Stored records
/---
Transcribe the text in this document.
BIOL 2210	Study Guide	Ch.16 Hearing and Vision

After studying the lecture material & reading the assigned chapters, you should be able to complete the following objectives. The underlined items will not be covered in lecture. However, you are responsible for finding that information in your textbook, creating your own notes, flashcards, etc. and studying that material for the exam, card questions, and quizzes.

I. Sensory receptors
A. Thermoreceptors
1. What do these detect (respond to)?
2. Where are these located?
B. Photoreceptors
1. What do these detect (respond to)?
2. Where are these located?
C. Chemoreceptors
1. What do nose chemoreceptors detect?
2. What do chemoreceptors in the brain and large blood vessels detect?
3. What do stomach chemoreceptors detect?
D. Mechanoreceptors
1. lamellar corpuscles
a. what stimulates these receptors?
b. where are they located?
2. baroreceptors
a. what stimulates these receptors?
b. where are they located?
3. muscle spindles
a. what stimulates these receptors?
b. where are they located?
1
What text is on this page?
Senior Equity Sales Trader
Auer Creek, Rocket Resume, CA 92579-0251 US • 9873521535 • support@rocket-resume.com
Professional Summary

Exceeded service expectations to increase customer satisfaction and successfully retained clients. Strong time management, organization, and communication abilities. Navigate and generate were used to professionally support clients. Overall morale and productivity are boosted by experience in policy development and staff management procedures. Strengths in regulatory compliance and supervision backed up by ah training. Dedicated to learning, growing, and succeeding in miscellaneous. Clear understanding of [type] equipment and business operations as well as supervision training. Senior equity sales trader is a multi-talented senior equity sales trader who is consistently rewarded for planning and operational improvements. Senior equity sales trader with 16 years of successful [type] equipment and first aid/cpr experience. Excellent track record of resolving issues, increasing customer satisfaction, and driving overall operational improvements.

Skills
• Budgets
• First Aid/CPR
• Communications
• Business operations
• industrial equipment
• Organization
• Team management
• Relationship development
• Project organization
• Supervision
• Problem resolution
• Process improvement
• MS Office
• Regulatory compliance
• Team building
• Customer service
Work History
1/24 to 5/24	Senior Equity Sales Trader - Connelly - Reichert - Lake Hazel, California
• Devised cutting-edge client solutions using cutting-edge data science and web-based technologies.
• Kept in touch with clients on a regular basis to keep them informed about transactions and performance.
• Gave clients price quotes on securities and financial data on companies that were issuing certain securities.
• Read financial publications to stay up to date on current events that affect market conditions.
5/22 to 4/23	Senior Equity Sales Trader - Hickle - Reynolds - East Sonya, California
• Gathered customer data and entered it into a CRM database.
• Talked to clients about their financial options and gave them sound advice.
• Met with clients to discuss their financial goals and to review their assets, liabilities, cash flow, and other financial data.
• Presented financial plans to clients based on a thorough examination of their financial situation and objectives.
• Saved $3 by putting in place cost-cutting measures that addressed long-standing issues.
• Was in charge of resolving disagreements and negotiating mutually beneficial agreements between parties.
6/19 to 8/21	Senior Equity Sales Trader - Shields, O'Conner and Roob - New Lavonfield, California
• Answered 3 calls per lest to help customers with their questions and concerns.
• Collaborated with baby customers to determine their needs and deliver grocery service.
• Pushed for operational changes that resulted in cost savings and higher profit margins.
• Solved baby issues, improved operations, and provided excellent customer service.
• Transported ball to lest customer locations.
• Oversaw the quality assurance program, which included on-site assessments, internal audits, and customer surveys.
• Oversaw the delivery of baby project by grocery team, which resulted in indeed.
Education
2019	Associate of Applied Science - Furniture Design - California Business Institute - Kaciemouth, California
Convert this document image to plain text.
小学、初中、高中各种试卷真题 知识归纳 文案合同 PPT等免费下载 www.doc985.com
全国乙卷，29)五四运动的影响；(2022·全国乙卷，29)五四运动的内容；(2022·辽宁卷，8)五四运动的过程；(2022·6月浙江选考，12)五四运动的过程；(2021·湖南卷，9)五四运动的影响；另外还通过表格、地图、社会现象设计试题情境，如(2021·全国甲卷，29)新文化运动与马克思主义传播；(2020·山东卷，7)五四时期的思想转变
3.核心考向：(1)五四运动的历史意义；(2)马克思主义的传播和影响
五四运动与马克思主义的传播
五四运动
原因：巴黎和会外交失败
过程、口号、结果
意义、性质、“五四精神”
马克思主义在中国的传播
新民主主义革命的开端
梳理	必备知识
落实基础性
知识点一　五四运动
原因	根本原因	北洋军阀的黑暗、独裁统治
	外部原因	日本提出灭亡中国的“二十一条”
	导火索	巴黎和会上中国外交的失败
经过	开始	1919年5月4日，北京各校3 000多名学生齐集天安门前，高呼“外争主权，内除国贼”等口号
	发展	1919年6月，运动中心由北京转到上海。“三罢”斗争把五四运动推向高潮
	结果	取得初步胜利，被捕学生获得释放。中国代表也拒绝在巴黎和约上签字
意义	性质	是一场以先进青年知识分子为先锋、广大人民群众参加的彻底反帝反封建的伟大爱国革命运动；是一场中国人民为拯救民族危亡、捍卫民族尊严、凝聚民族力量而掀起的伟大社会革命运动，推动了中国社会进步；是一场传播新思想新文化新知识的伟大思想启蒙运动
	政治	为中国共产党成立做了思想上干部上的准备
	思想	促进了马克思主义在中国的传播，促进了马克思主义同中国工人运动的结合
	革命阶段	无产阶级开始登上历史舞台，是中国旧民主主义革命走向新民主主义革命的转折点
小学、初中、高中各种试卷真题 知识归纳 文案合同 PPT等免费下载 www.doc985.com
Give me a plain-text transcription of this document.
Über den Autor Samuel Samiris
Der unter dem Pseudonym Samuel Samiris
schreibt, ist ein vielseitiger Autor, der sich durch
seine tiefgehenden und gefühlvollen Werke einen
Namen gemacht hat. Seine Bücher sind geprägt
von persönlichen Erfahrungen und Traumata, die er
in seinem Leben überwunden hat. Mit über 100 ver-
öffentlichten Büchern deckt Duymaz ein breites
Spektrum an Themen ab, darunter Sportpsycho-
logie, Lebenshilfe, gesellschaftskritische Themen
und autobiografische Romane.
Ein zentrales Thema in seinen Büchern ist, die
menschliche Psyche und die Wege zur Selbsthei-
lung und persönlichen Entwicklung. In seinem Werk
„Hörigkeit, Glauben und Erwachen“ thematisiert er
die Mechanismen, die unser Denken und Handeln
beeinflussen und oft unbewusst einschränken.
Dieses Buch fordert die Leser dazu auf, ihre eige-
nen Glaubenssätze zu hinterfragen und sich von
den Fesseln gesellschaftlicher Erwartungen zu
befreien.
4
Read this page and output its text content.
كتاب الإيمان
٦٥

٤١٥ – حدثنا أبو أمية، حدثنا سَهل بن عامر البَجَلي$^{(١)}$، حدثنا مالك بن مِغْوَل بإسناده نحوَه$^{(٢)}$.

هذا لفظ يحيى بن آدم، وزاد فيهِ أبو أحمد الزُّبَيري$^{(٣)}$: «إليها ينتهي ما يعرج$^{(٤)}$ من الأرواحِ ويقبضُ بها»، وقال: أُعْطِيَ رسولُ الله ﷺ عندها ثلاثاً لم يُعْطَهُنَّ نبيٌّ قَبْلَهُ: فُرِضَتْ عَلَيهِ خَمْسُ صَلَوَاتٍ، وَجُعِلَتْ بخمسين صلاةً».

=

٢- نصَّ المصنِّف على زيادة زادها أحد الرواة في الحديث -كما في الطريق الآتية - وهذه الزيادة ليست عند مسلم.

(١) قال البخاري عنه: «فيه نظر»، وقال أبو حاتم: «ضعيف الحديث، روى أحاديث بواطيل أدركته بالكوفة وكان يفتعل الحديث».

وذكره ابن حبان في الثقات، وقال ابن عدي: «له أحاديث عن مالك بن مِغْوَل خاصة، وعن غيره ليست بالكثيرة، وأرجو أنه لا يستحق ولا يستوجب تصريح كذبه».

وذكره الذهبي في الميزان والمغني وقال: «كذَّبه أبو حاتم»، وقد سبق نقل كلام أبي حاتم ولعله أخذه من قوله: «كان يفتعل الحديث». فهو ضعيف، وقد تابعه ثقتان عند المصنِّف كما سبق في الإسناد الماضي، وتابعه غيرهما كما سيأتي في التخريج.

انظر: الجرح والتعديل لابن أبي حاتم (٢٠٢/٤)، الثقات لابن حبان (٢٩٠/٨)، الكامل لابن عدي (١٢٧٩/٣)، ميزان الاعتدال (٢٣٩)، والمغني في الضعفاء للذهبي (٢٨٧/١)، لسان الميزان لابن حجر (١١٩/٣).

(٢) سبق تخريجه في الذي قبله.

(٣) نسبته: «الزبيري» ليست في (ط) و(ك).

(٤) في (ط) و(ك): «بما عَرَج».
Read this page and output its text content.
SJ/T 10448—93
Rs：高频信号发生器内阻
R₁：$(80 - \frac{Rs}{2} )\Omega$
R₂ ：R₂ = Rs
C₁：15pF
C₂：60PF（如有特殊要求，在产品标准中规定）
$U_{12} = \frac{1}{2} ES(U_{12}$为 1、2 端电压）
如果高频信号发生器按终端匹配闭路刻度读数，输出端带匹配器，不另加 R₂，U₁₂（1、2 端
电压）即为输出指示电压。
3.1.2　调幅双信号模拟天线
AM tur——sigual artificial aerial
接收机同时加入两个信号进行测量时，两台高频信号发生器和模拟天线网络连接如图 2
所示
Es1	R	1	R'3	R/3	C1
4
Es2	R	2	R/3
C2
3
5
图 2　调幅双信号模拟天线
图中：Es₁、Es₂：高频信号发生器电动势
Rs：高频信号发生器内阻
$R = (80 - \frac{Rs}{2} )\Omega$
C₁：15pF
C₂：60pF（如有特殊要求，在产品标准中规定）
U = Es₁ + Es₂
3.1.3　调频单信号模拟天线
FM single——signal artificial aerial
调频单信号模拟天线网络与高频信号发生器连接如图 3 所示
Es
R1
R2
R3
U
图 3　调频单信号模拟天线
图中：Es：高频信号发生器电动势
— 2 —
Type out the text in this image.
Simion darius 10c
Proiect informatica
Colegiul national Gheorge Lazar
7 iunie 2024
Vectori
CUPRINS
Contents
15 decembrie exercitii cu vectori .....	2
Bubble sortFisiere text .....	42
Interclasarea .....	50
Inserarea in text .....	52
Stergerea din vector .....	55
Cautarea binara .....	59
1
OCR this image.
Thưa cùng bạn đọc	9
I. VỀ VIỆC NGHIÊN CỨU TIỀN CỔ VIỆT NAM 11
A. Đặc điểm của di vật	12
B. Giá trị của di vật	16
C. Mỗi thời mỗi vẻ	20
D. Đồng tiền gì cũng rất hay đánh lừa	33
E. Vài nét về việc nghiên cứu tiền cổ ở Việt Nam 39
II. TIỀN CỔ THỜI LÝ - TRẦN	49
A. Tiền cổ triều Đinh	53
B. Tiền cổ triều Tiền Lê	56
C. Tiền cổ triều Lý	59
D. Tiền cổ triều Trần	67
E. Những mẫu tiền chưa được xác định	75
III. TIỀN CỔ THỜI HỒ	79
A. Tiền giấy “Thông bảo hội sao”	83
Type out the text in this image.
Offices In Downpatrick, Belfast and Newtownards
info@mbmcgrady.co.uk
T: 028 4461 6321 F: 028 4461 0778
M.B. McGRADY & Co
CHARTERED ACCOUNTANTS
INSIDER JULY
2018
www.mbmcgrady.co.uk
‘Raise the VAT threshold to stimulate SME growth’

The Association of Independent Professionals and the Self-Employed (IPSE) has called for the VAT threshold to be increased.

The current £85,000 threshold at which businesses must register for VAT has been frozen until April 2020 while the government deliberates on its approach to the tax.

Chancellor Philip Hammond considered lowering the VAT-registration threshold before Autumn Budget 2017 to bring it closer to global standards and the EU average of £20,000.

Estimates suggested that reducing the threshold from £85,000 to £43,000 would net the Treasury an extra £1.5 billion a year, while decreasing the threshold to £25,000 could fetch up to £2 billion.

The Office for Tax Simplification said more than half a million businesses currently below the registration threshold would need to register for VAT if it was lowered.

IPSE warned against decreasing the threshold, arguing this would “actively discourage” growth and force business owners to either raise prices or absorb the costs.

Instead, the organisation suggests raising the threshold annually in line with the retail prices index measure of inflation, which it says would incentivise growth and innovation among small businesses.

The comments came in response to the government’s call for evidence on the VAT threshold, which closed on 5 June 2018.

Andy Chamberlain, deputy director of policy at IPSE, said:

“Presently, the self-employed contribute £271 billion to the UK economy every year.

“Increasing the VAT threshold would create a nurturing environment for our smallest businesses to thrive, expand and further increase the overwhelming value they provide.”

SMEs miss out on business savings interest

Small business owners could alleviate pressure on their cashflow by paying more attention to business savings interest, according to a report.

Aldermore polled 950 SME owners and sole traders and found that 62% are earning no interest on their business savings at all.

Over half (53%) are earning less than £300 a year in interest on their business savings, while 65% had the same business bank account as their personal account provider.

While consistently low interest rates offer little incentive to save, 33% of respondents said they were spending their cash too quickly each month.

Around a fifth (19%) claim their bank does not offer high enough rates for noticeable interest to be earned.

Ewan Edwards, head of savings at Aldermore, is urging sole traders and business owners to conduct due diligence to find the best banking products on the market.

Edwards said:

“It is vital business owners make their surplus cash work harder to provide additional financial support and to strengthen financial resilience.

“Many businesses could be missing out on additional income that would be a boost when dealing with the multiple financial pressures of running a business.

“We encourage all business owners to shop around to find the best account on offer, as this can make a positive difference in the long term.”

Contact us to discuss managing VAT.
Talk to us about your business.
\---
Stated problem> Gather all the lines that include the word "government" and copy them out.

Task output>
The current £85,000 threshold at which businesses must register for VAT has been frozen until April 2020 while the government deliberates on its approach to the tax.
The comments came in response to the government’s call for evidence on the VAT threshold, which closed on 5 June 2018.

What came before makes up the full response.